§ **Set task**: Copy out every line of the items below, word for word and in the same order.

§ **Input records**:
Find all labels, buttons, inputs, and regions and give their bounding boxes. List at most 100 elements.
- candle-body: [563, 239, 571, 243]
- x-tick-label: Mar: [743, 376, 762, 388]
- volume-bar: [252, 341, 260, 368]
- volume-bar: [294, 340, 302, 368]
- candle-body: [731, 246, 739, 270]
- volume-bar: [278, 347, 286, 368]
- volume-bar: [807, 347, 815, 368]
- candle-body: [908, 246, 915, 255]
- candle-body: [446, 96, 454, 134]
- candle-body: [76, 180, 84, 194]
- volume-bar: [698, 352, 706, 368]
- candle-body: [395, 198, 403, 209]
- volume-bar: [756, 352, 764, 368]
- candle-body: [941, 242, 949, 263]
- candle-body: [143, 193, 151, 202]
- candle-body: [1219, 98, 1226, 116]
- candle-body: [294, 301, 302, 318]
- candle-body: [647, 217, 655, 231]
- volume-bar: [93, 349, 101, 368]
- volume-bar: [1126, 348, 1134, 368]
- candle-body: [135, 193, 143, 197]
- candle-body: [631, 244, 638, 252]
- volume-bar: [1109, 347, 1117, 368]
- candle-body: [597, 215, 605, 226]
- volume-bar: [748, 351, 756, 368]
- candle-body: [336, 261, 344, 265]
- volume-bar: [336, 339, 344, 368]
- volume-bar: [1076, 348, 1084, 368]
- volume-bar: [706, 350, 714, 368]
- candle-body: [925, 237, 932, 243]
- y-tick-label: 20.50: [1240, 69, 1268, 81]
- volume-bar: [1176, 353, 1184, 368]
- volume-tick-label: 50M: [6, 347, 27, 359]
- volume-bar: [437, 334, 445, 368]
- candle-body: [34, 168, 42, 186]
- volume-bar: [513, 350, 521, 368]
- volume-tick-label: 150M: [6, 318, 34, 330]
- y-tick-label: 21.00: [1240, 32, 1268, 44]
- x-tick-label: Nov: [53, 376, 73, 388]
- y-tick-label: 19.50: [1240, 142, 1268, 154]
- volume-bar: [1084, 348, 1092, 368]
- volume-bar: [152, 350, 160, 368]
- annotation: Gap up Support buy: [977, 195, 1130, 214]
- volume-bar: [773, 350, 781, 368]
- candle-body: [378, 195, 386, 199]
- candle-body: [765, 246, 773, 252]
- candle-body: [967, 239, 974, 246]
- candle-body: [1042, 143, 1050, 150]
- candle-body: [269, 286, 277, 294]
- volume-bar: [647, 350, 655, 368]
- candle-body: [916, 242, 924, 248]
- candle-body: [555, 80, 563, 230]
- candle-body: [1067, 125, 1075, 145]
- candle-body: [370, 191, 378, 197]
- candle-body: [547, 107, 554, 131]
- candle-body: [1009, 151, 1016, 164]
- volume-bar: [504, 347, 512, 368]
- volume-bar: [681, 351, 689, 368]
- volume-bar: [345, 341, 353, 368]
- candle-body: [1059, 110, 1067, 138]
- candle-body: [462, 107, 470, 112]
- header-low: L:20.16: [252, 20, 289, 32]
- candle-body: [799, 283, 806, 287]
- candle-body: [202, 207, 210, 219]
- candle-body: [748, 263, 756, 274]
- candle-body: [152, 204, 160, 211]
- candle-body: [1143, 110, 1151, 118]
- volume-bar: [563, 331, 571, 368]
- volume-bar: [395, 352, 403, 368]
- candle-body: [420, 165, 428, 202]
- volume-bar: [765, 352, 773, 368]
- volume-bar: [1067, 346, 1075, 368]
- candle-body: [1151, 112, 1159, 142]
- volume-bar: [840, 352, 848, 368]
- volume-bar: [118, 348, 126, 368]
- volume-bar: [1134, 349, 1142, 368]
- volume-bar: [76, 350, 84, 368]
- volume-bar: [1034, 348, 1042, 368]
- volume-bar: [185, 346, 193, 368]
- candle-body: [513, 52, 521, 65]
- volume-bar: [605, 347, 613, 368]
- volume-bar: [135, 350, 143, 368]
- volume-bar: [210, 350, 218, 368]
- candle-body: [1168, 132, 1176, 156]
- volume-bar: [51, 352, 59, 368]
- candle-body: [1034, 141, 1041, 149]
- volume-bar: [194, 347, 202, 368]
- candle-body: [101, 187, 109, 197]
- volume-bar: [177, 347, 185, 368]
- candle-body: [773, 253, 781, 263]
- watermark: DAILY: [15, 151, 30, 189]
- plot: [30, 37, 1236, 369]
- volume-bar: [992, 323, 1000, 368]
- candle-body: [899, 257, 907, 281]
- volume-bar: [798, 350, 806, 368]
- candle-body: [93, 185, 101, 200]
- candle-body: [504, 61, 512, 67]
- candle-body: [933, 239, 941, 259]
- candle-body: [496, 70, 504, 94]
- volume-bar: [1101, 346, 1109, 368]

§ **Result**:
Find all labels, buttons, inputs, and regions and give their bounding boxes. List at most 100 elements.
- candle-body: [563, 239, 571, 243]
- x-tick-label: Mar: [743, 376, 762, 388]
- volume-bar: [252, 341, 260, 368]
- volume-bar: [294, 340, 302, 368]
- candle-body: [731, 246, 739, 270]
- volume-bar: [278, 347, 286, 368]
- volume-bar: [807, 347, 815, 368]
- candle-body: [908, 246, 915, 255]
- candle-body: [446, 96, 454, 134]
- candle-body: [76, 180, 84, 194]
- volume-bar: [698, 352, 706, 368]
- candle-body: [395, 198, 403, 209]
- volume-bar: [756, 352, 764, 368]
- candle-body: [941, 242, 949, 263]
- candle-body: [143, 193, 151, 202]
- candle-body: [1219, 98, 1226, 116]
- candle-body: [294, 301, 302, 318]
- candle-body: [647, 217, 655, 231]
- volume-bar: [93, 349, 101, 368]
- volume-bar: [1126, 348, 1134, 368]
- candle-body: [135, 193, 143, 197]
- candle-body: [631, 244, 638, 252]
- volume-bar: [1109, 347, 1117, 368]
- candle-body: [597, 215, 605, 226]
- volume-bar: [748, 351, 756, 368]
- candle-body: [336, 261, 344, 265]
- volume-bar: [336, 339, 344, 368]
- volume-bar: [1076, 348, 1084, 368]
- volume-bar: [706, 350, 714, 368]
- candle-body: [925, 237, 932, 243]
- y-tick-label: 20.50: [1240, 69, 1268, 81]
- volume-bar: [1176, 353, 1184, 368]
- volume-tick-label: 50M: [6, 347, 27, 359]
- volume-bar: [437, 334, 445, 368]
- candle-body: [34, 168, 42, 186]
- volume-bar: [513, 350, 521, 368]
- volume-tick-label: 150M: [6, 318, 34, 330]
- y-tick-label: 21.00: [1240, 32, 1268, 44]
- x-tick-label: Nov: [53, 376, 73, 388]
- y-tick-label: 19.50: [1240, 142, 1268, 154]
- volume-bar: [1084, 348, 1092, 368]
- volume-bar: [152, 350, 160, 368]
- annotation: Gap up Support buy: [977, 195, 1130, 214]
- volume-bar: [773, 350, 781, 368]
- candle-body: [378, 195, 386, 199]
- candle-body: [765, 246, 773, 252]
- candle-body: [967, 239, 974, 246]
- candle-body: [1042, 143, 1050, 150]
- candle-body: [269, 286, 277, 294]
- volume-bar: [647, 350, 655, 368]
- candle-body: [916, 242, 924, 248]
- candle-body: [555, 80, 563, 230]
- candle-body: [1067, 125, 1075, 145]
- candle-body: [370, 191, 378, 197]
- candle-body: [547, 107, 554, 131]
- candle-body: [1009, 151, 1016, 164]
- volume-bar: [504, 347, 512, 368]
- volume-bar: [681, 351, 689, 368]
- volume-bar: [345, 341, 353, 368]
- candle-body: [1059, 110, 1067, 138]
- candle-body: [462, 107, 470, 112]
- header-low: L:20.16: [252, 20, 289, 32]
- candle-body: [799, 283, 806, 287]
- candle-body: [202, 207, 210, 219]
- candle-body: [748, 263, 756, 274]
- candle-body: [152, 204, 160, 211]
- candle-body: [1143, 110, 1151, 118]
- volume-bar: [563, 331, 571, 368]
- volume-bar: [395, 352, 403, 368]
- candle-body: [420, 165, 428, 202]
- volume-bar: [765, 352, 773, 368]
- volume-bar: [1067, 346, 1075, 368]
- candle-body: [1151, 112, 1159, 142]
- volume-bar: [840, 352, 848, 368]
- volume-bar: [118, 348, 126, 368]
- volume-bar: [1134, 349, 1142, 368]
- volume-bar: [76, 350, 84, 368]
- volume-bar: [1034, 348, 1042, 368]
- volume-bar: [185, 346, 193, 368]
- candle-body: [513, 52, 521, 65]
- volume-bar: [605, 347, 613, 368]
- volume-bar: [135, 350, 143, 368]
- volume-bar: [210, 350, 218, 368]
- candle-body: [1168, 132, 1176, 156]
- volume-bar: [51, 352, 59, 368]
- candle-body: [1034, 141, 1041, 149]
- volume-bar: [194, 347, 202, 368]
- candle-body: [101, 187, 109, 197]
- volume-bar: [177, 347, 185, 368]
- candle-body: [773, 253, 781, 263]
- watermark: DAILY: [15, 151, 30, 189]
- plot: [30, 37, 1236, 369]
- volume-bar: [992, 323, 1000, 368]
- candle-body: [899, 257, 907, 281]
- volume-bar: [798, 350, 806, 368]
- candle-body: [93, 185, 101, 200]
- candle-body: [504, 61, 512, 67]
- candle-body: [933, 239, 941, 259]
- candle-body: [496, 70, 504, 94]
- volume-bar: [1101, 346, 1109, 368]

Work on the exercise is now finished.